Extracted records:
▼

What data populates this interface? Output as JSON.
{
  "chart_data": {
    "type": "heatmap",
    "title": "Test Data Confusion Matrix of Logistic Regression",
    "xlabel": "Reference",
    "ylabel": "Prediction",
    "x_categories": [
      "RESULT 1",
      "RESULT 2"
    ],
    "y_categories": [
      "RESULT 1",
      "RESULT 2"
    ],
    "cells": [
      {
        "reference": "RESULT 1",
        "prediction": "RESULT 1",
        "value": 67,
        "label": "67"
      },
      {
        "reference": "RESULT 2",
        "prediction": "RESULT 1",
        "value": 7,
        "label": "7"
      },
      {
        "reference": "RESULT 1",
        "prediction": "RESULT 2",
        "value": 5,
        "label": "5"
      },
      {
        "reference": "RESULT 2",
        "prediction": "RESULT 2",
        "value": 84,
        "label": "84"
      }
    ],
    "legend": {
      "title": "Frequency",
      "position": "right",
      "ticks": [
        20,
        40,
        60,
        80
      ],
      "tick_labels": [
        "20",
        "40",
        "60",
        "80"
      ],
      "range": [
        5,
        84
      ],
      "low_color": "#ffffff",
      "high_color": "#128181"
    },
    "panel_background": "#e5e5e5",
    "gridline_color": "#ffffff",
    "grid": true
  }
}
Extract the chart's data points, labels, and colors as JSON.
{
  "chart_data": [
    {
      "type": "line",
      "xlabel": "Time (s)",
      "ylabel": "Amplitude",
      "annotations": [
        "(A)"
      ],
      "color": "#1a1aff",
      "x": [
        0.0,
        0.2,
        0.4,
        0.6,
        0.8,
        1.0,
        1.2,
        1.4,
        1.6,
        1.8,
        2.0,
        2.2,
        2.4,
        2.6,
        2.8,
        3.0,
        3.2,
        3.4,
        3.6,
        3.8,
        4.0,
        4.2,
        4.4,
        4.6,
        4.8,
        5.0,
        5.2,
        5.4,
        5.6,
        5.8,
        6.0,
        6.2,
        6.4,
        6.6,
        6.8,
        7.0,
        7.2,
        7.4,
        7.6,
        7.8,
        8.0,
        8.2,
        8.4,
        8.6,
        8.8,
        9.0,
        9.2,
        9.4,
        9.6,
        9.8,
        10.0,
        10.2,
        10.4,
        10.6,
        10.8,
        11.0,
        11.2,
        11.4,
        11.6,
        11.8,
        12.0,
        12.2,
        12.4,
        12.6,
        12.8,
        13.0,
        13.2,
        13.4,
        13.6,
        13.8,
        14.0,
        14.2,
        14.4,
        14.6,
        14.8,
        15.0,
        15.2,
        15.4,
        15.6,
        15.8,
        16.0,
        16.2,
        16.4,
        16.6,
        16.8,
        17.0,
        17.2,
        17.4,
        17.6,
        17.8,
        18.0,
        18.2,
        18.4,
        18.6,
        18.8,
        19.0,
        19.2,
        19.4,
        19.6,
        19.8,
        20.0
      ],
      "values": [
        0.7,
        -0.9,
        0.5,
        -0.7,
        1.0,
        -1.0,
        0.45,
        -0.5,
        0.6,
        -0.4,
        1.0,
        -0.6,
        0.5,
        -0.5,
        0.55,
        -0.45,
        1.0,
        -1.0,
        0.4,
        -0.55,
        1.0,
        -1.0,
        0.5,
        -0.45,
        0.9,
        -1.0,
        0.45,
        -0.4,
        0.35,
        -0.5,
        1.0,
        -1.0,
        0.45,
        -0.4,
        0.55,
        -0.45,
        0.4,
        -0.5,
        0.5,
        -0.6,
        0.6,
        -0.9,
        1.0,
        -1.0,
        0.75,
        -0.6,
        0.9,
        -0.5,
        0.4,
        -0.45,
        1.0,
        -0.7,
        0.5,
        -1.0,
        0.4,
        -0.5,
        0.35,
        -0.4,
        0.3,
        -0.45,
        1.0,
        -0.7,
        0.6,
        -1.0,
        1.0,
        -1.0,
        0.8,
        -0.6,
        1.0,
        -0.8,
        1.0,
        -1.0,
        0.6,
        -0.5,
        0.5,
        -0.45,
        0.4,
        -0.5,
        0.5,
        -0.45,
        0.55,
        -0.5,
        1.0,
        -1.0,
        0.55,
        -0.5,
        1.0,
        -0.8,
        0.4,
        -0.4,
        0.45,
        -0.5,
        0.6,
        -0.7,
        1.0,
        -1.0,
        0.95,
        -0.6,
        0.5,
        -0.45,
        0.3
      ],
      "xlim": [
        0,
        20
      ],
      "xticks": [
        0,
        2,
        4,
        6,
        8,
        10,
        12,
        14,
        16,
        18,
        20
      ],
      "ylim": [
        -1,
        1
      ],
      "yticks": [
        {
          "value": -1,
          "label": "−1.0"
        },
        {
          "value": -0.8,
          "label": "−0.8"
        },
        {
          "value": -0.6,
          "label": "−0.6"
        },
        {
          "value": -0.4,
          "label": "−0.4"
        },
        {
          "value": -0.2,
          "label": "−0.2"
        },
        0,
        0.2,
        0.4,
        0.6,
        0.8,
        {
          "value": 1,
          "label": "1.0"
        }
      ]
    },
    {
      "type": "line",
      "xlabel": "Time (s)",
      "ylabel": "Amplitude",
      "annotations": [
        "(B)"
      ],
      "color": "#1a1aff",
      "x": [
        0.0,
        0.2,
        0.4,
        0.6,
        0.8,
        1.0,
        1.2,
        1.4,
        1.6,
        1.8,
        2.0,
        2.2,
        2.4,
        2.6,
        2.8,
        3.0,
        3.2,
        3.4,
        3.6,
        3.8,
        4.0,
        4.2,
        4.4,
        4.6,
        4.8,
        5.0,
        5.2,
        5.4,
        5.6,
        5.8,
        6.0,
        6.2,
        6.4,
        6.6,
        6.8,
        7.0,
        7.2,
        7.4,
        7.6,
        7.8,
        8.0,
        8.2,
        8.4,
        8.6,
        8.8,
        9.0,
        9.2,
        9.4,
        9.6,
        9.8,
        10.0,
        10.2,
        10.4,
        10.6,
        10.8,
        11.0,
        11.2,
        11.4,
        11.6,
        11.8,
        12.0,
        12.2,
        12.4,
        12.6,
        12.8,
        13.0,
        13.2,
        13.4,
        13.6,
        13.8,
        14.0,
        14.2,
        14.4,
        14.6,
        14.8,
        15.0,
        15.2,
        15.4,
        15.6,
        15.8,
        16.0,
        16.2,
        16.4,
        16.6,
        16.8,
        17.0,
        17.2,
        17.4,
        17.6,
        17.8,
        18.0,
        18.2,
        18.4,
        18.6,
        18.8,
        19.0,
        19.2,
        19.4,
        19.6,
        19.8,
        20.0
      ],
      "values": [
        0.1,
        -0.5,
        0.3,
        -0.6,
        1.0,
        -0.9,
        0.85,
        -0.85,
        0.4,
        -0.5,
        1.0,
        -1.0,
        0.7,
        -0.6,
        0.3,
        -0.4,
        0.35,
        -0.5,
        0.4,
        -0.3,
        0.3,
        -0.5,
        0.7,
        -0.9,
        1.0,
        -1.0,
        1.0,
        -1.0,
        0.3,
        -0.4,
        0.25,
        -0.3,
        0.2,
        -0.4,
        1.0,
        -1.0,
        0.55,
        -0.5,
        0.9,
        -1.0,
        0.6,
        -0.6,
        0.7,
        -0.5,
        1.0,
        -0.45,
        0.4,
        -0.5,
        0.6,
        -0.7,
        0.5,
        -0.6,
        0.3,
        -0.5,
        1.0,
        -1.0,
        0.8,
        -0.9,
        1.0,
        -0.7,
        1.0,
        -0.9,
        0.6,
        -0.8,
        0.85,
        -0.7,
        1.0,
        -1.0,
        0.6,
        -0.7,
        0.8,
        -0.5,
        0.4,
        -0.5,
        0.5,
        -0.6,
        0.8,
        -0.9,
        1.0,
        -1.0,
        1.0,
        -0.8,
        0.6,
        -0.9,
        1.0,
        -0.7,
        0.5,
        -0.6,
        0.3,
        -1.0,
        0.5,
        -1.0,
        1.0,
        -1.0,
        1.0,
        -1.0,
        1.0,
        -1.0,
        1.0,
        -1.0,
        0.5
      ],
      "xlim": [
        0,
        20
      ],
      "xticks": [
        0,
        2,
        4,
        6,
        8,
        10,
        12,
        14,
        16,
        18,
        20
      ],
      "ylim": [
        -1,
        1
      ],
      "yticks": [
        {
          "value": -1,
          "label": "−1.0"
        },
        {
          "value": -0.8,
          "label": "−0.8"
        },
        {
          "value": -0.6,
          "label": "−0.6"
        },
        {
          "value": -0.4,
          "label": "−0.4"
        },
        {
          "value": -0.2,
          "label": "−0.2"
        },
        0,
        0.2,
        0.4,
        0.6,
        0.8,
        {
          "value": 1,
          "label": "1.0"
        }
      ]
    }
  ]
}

▲

DIRECTIONS FOR THIS TASK =
Looking at the records above, work out how many lines include the string "JSON". Give the number and nothing else.

WRITTEN SOLUTION =
2